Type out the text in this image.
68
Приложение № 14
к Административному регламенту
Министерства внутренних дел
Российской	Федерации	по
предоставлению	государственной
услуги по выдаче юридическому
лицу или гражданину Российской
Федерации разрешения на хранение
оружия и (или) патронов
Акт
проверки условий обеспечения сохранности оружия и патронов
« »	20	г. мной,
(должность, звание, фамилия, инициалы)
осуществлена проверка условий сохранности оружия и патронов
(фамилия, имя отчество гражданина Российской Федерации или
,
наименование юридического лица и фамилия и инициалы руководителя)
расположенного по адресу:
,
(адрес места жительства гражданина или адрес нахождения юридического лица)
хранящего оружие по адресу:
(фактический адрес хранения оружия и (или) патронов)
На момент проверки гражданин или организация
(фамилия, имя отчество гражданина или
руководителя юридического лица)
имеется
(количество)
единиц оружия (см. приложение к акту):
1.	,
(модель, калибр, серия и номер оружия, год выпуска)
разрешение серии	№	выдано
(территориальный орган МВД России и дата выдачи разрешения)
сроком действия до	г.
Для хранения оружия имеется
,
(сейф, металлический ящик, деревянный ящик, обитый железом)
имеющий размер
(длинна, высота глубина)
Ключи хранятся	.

+===+

Return every line exactly.

Type out the text in this image.
68
Приложение № 14
к Административному регламенту
Министерства внутренних дел
Российской	Федерации	по
предоставлению	государственной
услуги по выдаче юридическому
лицу или гражданину Российской
Федерации разрешения на хранение
оружия и (или) патронов
Акт
проверки условий обеспечения сохранности оружия и патронов
« »	20	г. мной,
(должность, звание, фамилия, инициалы)
осуществлена проверка условий сохранности оружия и патронов
(фамилия, имя отчество гражданина Российской Федерации или
,
наименование юридического лица и фамилия и инициалы руководителя)
расположенного по адресу:
,
(адрес места жительства гражданина или адрес нахождения юридического лица)
хранящего оружие по адресу:
(фактический адрес хранения оружия и (или) патронов)
На момент проверки гражданин или организация
(фамилия, имя отчество гражданина или
руководителя юридического лица)
имеется
(количество)
единиц оружия (см. приложение к акту):
1.	,
(модель, калибр, серия и номер оружия, год выпуска)
разрешение серии	№	выдано
(территориальный орган МВД России и дата выдачи разрешения)
сроком действия до	г.
Для хранения оружия имеется
,
(сейф, металлический ящик, деревянный ящик, обитый железом)
имеющий размер
(длинна, высота глубина)
Ключи хранятся	.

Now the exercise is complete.